## [PAGE]
= = = = = = =

2018-07-02

ICU Infrastructure Migration

Well, it’s done. As of the end of the first half of 2018 I have exitted the role of primary infrastructure support for Unicode ICU, which I have had on and off since about 2002. (ICU has been open source since 1999, and the source code has roots going back even further.)

What I want to cover in this post is the actual migration process- see the ICU site for specifics about how to use the ICU repository and bug system. Note2 Here is a link to Unicode’s official blog post.

Note 1: In the first edition of this post, I didn't make a couple of things clear enough:

Teamwork — I did not accomplish all of the steps below alone. Thanks to all of the ICU-TC colleagues for helping with review and engineering tasks (that are still ongoing as I write this).

I’m not done with ICU — I remain a member of ICU-TC and I hope to actually contribute something again, now that my time isn’t spent “keeping the lights on.”

= = = = = = =

## [GIVEN DATA]

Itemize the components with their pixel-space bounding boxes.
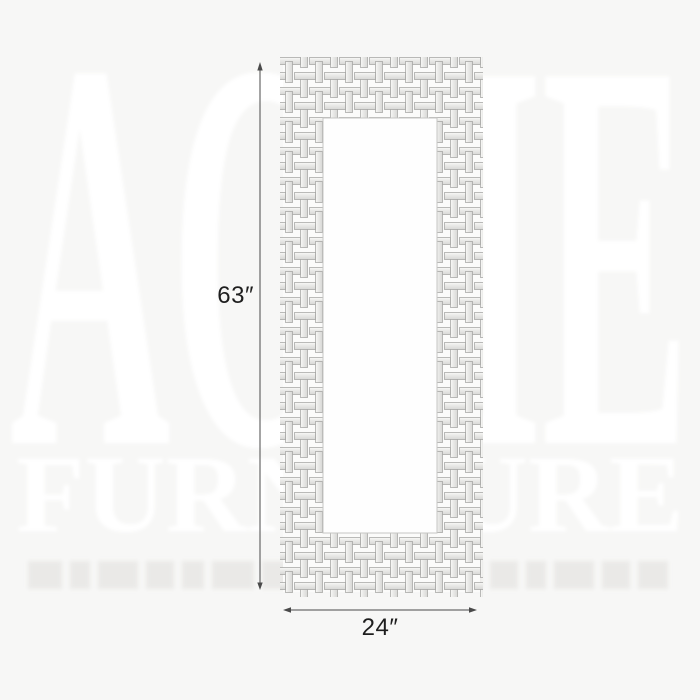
mirror-surface	[323, 118, 437, 533]
arrow-right-icon	[469, 607, 477, 612]
width-dimension-line	[283, 607, 477, 612]
width-dimension-label: 24″	[283, 615, 477, 641]
arrow-left-icon	[283, 607, 291, 612]
arrow-up-icon	[257, 62, 262, 71]
height-dimension-line	[257, 62, 262, 590]
height-dimension-label: 63″	[217, 283, 254, 309]
arrow-down-icon	[257, 583, 262, 591]
mirror-frame-illustration	[278, 57, 484, 597]
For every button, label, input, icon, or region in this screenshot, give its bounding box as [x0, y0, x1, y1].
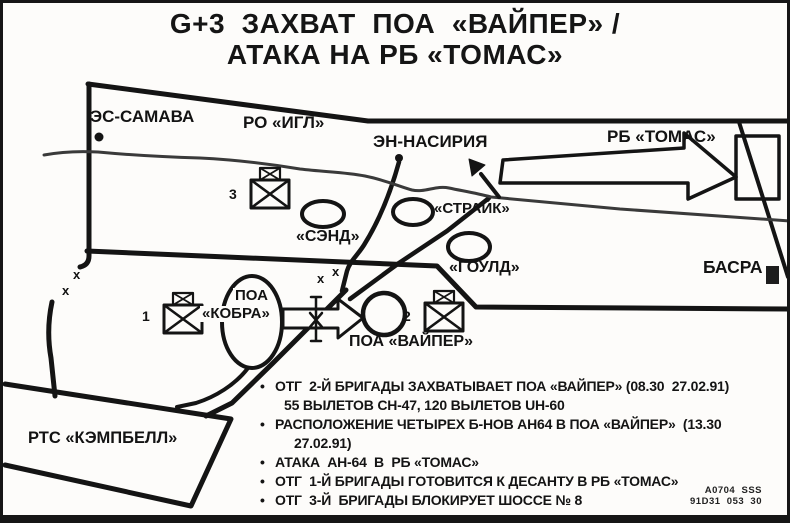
label-strike: «СТРАЙК» [434, 201, 510, 217]
label-poa-viper: ПОА «ВАЙПЕР» [349, 334, 473, 351]
brigade-unit-symbol-2 [425, 291, 463, 331]
boundary-x-mark: x [73, 267, 80, 282]
thomas-objective-box [736, 136, 779, 199]
label-gould: «ГОУЛД» [449, 260, 520, 277]
map-title-line1: G+3 ЗАХВАТ ПОА «ВАЙПЕР» / [0, 8, 790, 39]
viper-circle [363, 293, 405, 335]
label-ro-igl: РО «ИГЛ» [243, 114, 324, 132]
sand-ellipse [302, 201, 344, 227]
sw-boundary-line [49, 302, 55, 396]
recon-arrow-shaft [481, 174, 499, 197]
label-en-nasiriya: ЭН-НАСИРИЯ [373, 133, 487, 151]
stamp-line2: 91D31 053 30 [690, 497, 762, 508]
label-poa-cobra-top: ПОА [233, 288, 270, 304]
note-line: 27.02.91) [258, 434, 788, 453]
note-line: 55 ВЫЛЕТОВ CH-47, 120 ВЫЛЕТОВ UH-60 [258, 396, 788, 415]
boundary-x-mark: x [62, 283, 69, 298]
operations-map-page: G+3 ЗАХВАТ ПОА «ВАЙПЕР» / АТАКА НА РБ «Т… [0, 0, 790, 523]
note-line: ОТГ 2-Й БРИГАДЫ ЗАХВАТЫВАЕТ ПОА «ВАЙПЕР»… [258, 377, 788, 396]
map-title: G+3 ЗАХВАТ ПОА «ВАЙПЕР» / АТАКА НА РБ «Т… [0, 8, 790, 70]
brigade-unit-symbol-3 [251, 168, 289, 208]
print-code-stamp: A0704 SSS 91D31 053 30 [690, 486, 762, 507]
stamp-line1: A0704 SSS [690, 486, 762, 497]
basra-town-square [766, 266, 779, 284]
label-es-samava: ЭС-САМАВА [90, 108, 194, 126]
boundary-x-mark: x [317, 271, 324, 286]
boundary-x-mark: x [332, 264, 339, 279]
label-sand: «СЭНД» [296, 229, 359, 246]
unit-number-2: 2 [403, 309, 411, 324]
brigade-unit-symbol-1 [164, 293, 202, 333]
label-rts-campbell: РТС «КЭМПБЕЛЛ» [28, 430, 177, 447]
strike-ellipse [393, 199, 433, 225]
left-boundary-line [80, 84, 89, 267]
note-line: АТАКА AH-64 В РБ «ТОМАС» [258, 453, 788, 472]
label-basra: БАСРА [703, 258, 763, 276]
map-title-line2: АТАКА НА РБ «ТОМАС» [0, 39, 790, 70]
unit-number-1: 1 [142, 309, 150, 324]
nasiriyah-town-dot [395, 154, 403, 162]
unit-number-3: 3 [229, 187, 237, 202]
gould-ellipse [448, 233, 490, 261]
note-line: РАСПОЛОЖЕНИЕ ЧЕТЫРЕХ Б-НОВ AH64 В ПОА «В… [258, 415, 788, 434]
samawah-town-dot [95, 133, 104, 142]
label-cobra: «КОБРА» [200, 306, 272, 322]
label-rb-tomas: РБ «ТОМАС» [607, 128, 716, 146]
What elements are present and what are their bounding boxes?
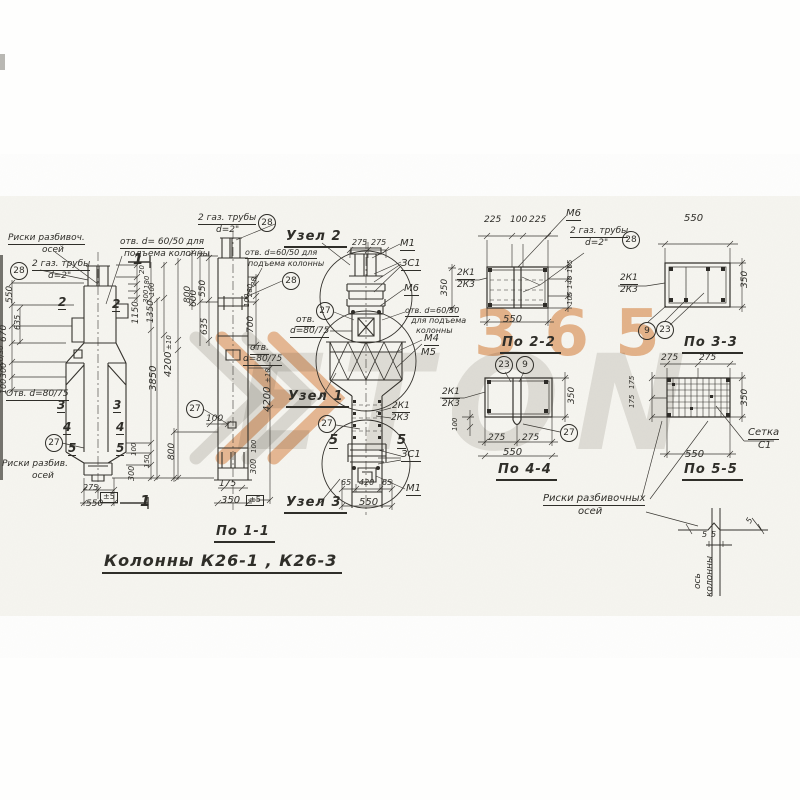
label-3c1-bottom: ЗС1 <box>401 450 421 462</box>
note-riski-razbivochnyh: Риски разбивочных <box>543 494 645 506</box>
dim-300-left-v: 300 <box>0 363 8 378</box>
label-m4: М4 <box>424 334 439 346</box>
note-otv-8075-mid-2: d=80/75 <box>243 355 282 366</box>
dim-550-uzel3: 550 <box>359 498 378 508</box>
section-mark-3a: 3 <box>57 399 65 413</box>
label-setka-2: С1 <box>758 441 771 451</box>
dim-350-po44: 350 <box>568 387 577 404</box>
dim-600-mid-v: 600 <box>190 290 199 307</box>
label-m1-top: М1 <box>400 239 415 251</box>
label-2k1-po22: 2К1 <box>457 269 475 280</box>
dim-550-left-v: 550 <box>6 286 15 303</box>
dim-670-left-v: 670 <box>0 325 9 342</box>
dim-100-v1: 100 <box>149 283 156 296</box>
dim-225b-po22: 225 <box>529 216 546 225</box>
label-os-kolonny: ось <box>694 573 703 589</box>
dim-100-po44: 100 <box>452 418 459 431</box>
callout-28-left: 28 <box>10 262 28 280</box>
dim-300-v1b: 300 <box>128 466 136 481</box>
dim-100-mid-b: 100 <box>206 415 223 424</box>
caption-uzel-3: Узел 3 <box>284 496 347 514</box>
dim-tol5-mid: ±5 <box>246 495 264 506</box>
callout-28-mid-top: 28 <box>258 214 276 232</box>
label-2k3-center: 2К3 <box>391 414 409 423</box>
dim-550-po33: 550 <box>684 214 703 224</box>
label-2k1-po44: 2К1 <box>442 388 460 399</box>
section-mark-4a: 4 <box>63 421 71 435</box>
dim-635-left-v: 635 <box>14 315 22 330</box>
section-mark-5a: 5 <box>68 442 76 456</box>
label-setka: Сетка <box>748 428 779 440</box>
caption-po-3-3: По 3-3 <box>682 336 743 354</box>
caption-uzel-2: Узел 2 <box>284 230 347 248</box>
label-2k3-po44: 2К3 <box>442 400 460 409</box>
dim-275b-uzel2: 275 <box>371 239 386 247</box>
dim-5a-axis: 5 <box>702 531 707 539</box>
caption-po-2-2: По 2-2 <box>500 336 561 354</box>
dim-1150: 1150 <box>132 301 141 324</box>
note-riski-razbiv-bottom: Риски разбив. <box>2 460 68 469</box>
dim-350-po55: 350 <box>741 389 750 406</box>
note-otv-6050-mid: отв. d=60/50 для <box>245 249 317 259</box>
dim-275-left-bottom: 275 <box>83 484 98 492</box>
dim-275a-po44: 275 <box>488 434 505 443</box>
blueprint-page: ETON 365 <box>0 0 800 800</box>
callout-27-center-bot: 27 <box>318 415 336 433</box>
label-2k3-po22: 2К3 <box>457 281 475 290</box>
section-mark-3b: 3 <box>113 399 121 413</box>
section-mark-1-bottom: 1 <box>140 494 150 509</box>
callout-28-mid: 28 <box>282 272 300 290</box>
dim-420-uzel3: 420 <box>359 479 374 487</box>
drawing-title: Колонны К26-1 , К26-3 <box>102 553 342 574</box>
dim-65a-uzel3: 65 <box>341 479 351 487</box>
dim-225a-po22: 225 <box>484 216 501 225</box>
section-mark-2b: 2 <box>112 298 120 312</box>
caption-po-5-5: По 5-5 <box>682 463 743 481</box>
caption-po-4-4: По 4-4 <box>496 463 557 481</box>
label-3c1-top: ЗС1 <box>401 259 421 271</box>
dim-275a-po55: 275 <box>661 354 678 363</box>
dim-350-po22-left: 350 <box>441 279 450 296</box>
dim-350-po33: 350 <box>741 271 750 288</box>
callout-27-center-top: 27 <box>316 302 334 320</box>
label-m1-bottom: М1 <box>406 484 421 496</box>
section-mark-2a: 2 <box>58 296 66 310</box>
label-2k3-po33: 2К3 <box>620 286 638 295</box>
dim-635-mid-v: 635 <box>201 318 210 335</box>
dim-175b-po55: 175 <box>629 395 636 408</box>
label-m6-po22: М6 <box>566 209 581 221</box>
dim-550-mid-v: 550 <box>199 280 208 297</box>
dim-800-mid: 800 <box>168 443 177 460</box>
section-mark-5d: 5 <box>397 434 406 449</box>
note-riski-razbivoch-2: осей <box>42 246 64 255</box>
label-2k1-po33: 2К1 <box>620 274 638 285</box>
callout-9-po33: 9 <box>638 322 656 340</box>
label-m5: М5 <box>421 348 436 358</box>
dim-300-mid-r: 300 <box>250 459 258 474</box>
dim-100-v1b: 100 <box>131 443 138 456</box>
dim-550-left-bottom: 550 <box>86 500 103 509</box>
dim-140-po22: 140 <box>567 276 574 289</box>
caption-po-1-1: По 1-1 <box>214 525 275 543</box>
section-mark-4b: 4 <box>116 421 124 435</box>
dim-20-v1: 20 <box>139 265 146 274</box>
dim-tol10-mid: ±10 <box>265 368 272 383</box>
note-gas-pipes-po22-2: d=2" <box>585 239 608 248</box>
dim-4200-mid: 4200 <box>263 386 273 411</box>
note-otv-8075-center-2: d=80/75 <box>290 327 329 338</box>
dim-100-mid-r: 100 <box>251 440 258 453</box>
dim-105a-po22: 105 <box>567 260 574 273</box>
dim-65b-uzel3: 65 <box>382 479 392 487</box>
dim-350-mid: 350 <box>221 496 240 506</box>
note-gas-pipes-left-2: d=2" <box>48 272 71 281</box>
dim-275b-po55: 275 <box>699 354 716 363</box>
callout-27-mid: 27 <box>186 400 204 418</box>
dim-700-mid: 700 <box>247 316 256 333</box>
dim-550-po44: 550 <box>503 448 522 458</box>
note-riski-razbiv-bottom-2: осей <box>32 472 54 481</box>
dim-550-po55: 550 <box>685 450 704 460</box>
dim-100-mid: 100 <box>244 294 251 307</box>
callout-23-po33: 23 <box>656 321 674 339</box>
dim-175a-po55: 175 <box>629 376 636 389</box>
dim-4200-v1: 4200 <box>164 351 174 376</box>
callout-23-po44: 23 <box>495 356 513 374</box>
callout-28-po22: 28 <box>622 231 640 249</box>
callout-27-po44: 27 <box>560 424 578 442</box>
note-riski-razbivoch: Риски разбивоч. <box>8 234 85 245</box>
section-mark-5b: 5 <box>116 442 124 456</box>
dim-550-po22: 550 <box>503 315 522 325</box>
note-gas-pipes-mid-2: d=2" <box>216 226 239 235</box>
label-os-kolonny-2: колонны <box>706 556 715 597</box>
note-gas-pipes-po22: 2 газ. трубы <box>570 227 628 238</box>
note-gas-pipes-mid: 2 газ. трубы <box>198 214 256 225</box>
dim-5c-axis: 5 <box>745 517 754 525</box>
caption-uzel-1: Узел 1 <box>286 390 349 408</box>
label-m6-center: М6 <box>404 284 419 296</box>
dim-tol10-v1: ±10 <box>166 335 173 350</box>
labels-layer: Риски разбивоч.осей282 газ. трубыd=2"отв… <box>0 0 800 800</box>
dim-175-mid: 175 <box>219 480 236 489</box>
dim-105b-po22: 105 <box>567 292 574 305</box>
dim-1350: 1350 <box>147 300 156 323</box>
dim-275b-po44: 275 <box>522 434 539 443</box>
dim-150-v1: 150 <box>144 455 151 468</box>
note-otv-6050-mid-2: подъема колонны <box>248 260 324 268</box>
section-mark-5c: 5 <box>329 434 338 449</box>
note-otv-6050-center-2: для подъема <box>411 317 466 325</box>
dim-275a-uzel2: 275 <box>352 239 367 247</box>
note-gas-pipes-left: 2 газ. трубы <box>32 260 90 271</box>
note-otv-8075-left: Отв. d=80/75 <box>6 390 69 401</box>
dim-100-po22: 100 <box>510 216 527 225</box>
note-otv-6050-left: отв. d= 60/50 для <box>120 238 204 249</box>
callout-9-po44: 9 <box>516 356 534 374</box>
callout-27-left: 27 <box>45 434 63 452</box>
dim-5b-axis: 5 <box>711 531 716 539</box>
label-2k1-center: 2К1 <box>392 402 410 413</box>
dim-3850: 3850 <box>149 365 159 390</box>
dim-100-left-v: 100 <box>0 379 8 394</box>
note-riski-razbivochnyh-2: осей <box>578 507 602 517</box>
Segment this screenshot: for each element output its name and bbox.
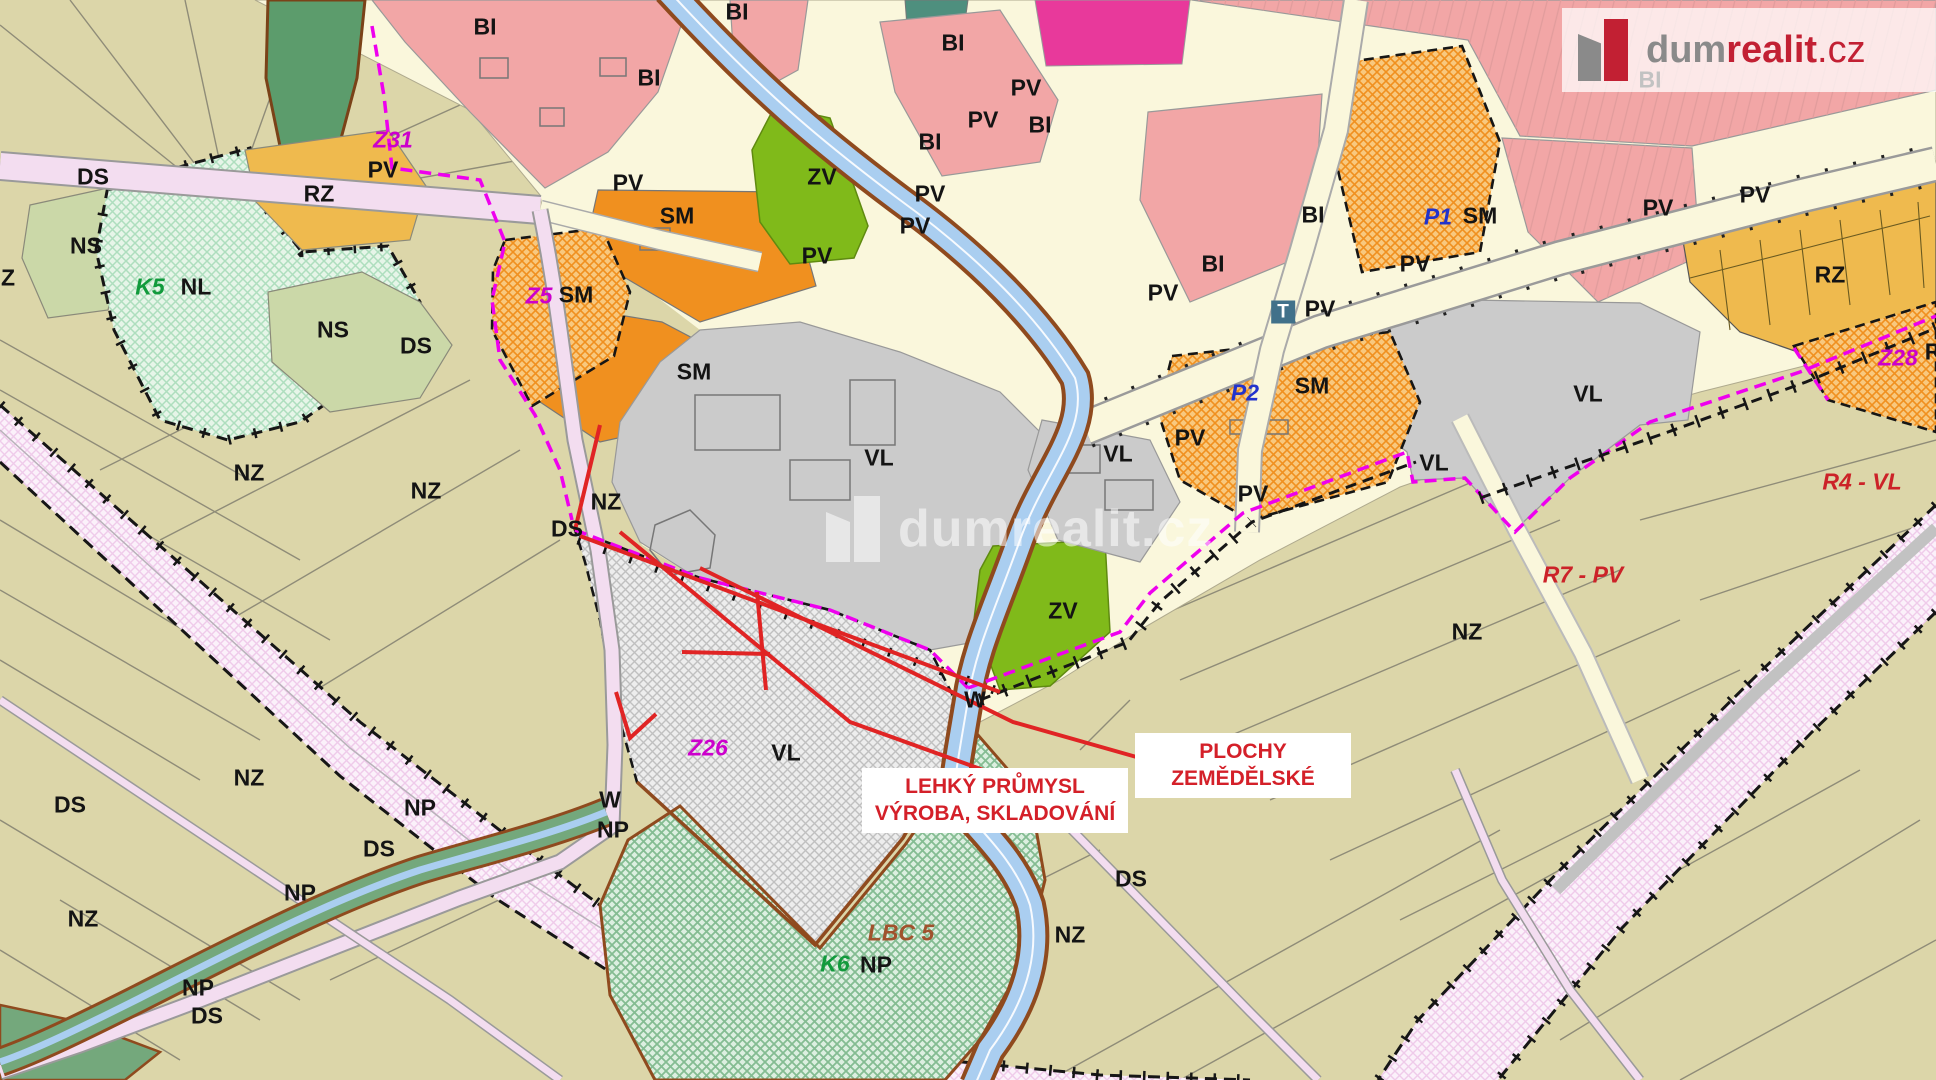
annotation-agriculture-line2: ZEMĚDĚLSKÉ xyxy=(1143,765,1343,792)
map-canvas xyxy=(0,0,1936,1080)
zone-magenta xyxy=(1035,0,1190,66)
annotation-industry: LEHKÝ PRŮMYSL VÝROBA, SKLADOVÁNÍ xyxy=(862,768,1128,833)
logo-text-cz: .cz xyxy=(1817,29,1866,71)
annotation-agriculture-line1: PLOCHY xyxy=(1143,738,1343,765)
annotation-industry-line1: LEHKÝ PRŮMYSL xyxy=(870,773,1120,800)
dumrealit-logo: dumrealit.cz xyxy=(1562,8,1936,92)
logo-text-dum: dum xyxy=(1646,29,1726,71)
annotation-industry-line2: VÝROBA, SKLADOVÁNÍ xyxy=(870,800,1120,827)
dumrealit-logo-text: dumrealit.cz xyxy=(1646,31,1866,69)
annotation-agriculture: PLOCHY ZEMĚDĚLSKÉ xyxy=(1135,733,1351,798)
zone-p1-sm xyxy=(1336,46,1500,272)
zoning-map[interactable]: DSNSK5NLRZNSDSZNZNZNZDSZ31PVPVSMZ5SMSMZV… xyxy=(0,0,1936,1080)
dumrealit-logo-icon xyxy=(1578,19,1634,81)
logo-text-realit: realit xyxy=(1726,29,1817,71)
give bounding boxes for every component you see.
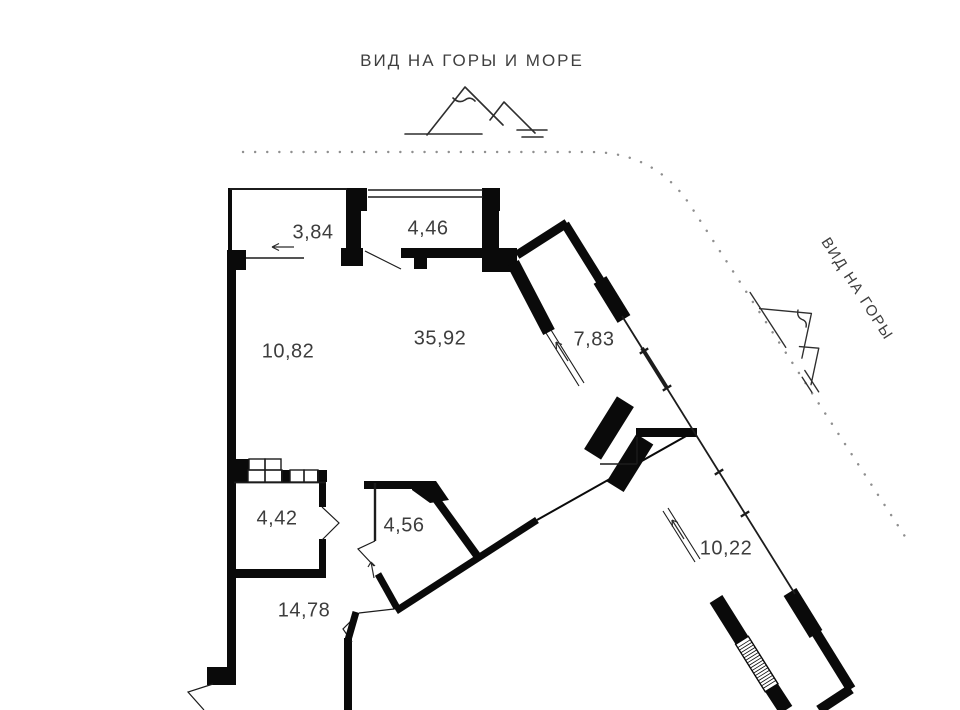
view-caption-top: ВИД НА ГОРЫ И МОРЕ xyxy=(360,51,584,71)
arrow-up-icon xyxy=(368,562,375,578)
walls-diagonal xyxy=(348,223,851,710)
floor-plan-drawing xyxy=(0,0,960,710)
room-area-label: 7,83 xyxy=(574,329,615,352)
walls-orthogonal xyxy=(207,188,517,710)
room-area-label: 10,22 xyxy=(700,538,753,561)
mountains-icon xyxy=(748,271,849,395)
arrow-up-left-icon xyxy=(672,520,684,539)
room-area-label: 35,92 xyxy=(414,328,467,351)
partition-piers xyxy=(584,396,653,492)
arrow-left-icon xyxy=(272,244,294,251)
room-area-label: 14,78 xyxy=(278,600,331,623)
room-area-label: 4,56 xyxy=(384,515,425,538)
room-area-label: 4,42 xyxy=(257,508,298,531)
room-area-label: 4,46 xyxy=(408,218,449,241)
mountains-icon xyxy=(405,87,547,137)
room-area-label: 3,84 xyxy=(293,222,334,245)
floor-plan-canvas: ВИД НА ГОРЫ И МОРЕ ВИД НА ГОРЫ 3,84 4,46… xyxy=(0,0,960,710)
room-area-label: 10,82 xyxy=(262,341,315,364)
hatched-window xyxy=(736,636,778,691)
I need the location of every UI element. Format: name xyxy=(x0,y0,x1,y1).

= = = = = = =

## [REQUESTS]
1 > Answer these from the ICU migration post:
(a) Since about what year had the writer held the role of primary infrastructure support for Unicode ICU?
(b) Since what year has ICU been open source?
(c) What group does the writer remain a member of?
2 > Transcribe everything in the ICU migration post from "Well, it’s done." down to "official blog post.".
Rely only on the ICU migration post for what follows.

## [PER-TASK ANSWERS]
1 >
(a) About 2002
(b) 1999
(c) ICU-TC

2 >
Well, it’s done. As of the end of the first half of 2018 I have exitted the role of primary infrastructure support for Unicode ICU, which I have had on and off since about 2002. (ICU has been open source since 1999, and the source code has roots going back even further.)

What I want to cover in this post is the actual migration process- see the ICU site for specifics about how to use the ICU repository and bug system. Note2 Here is a link to Unicode’s official blog post.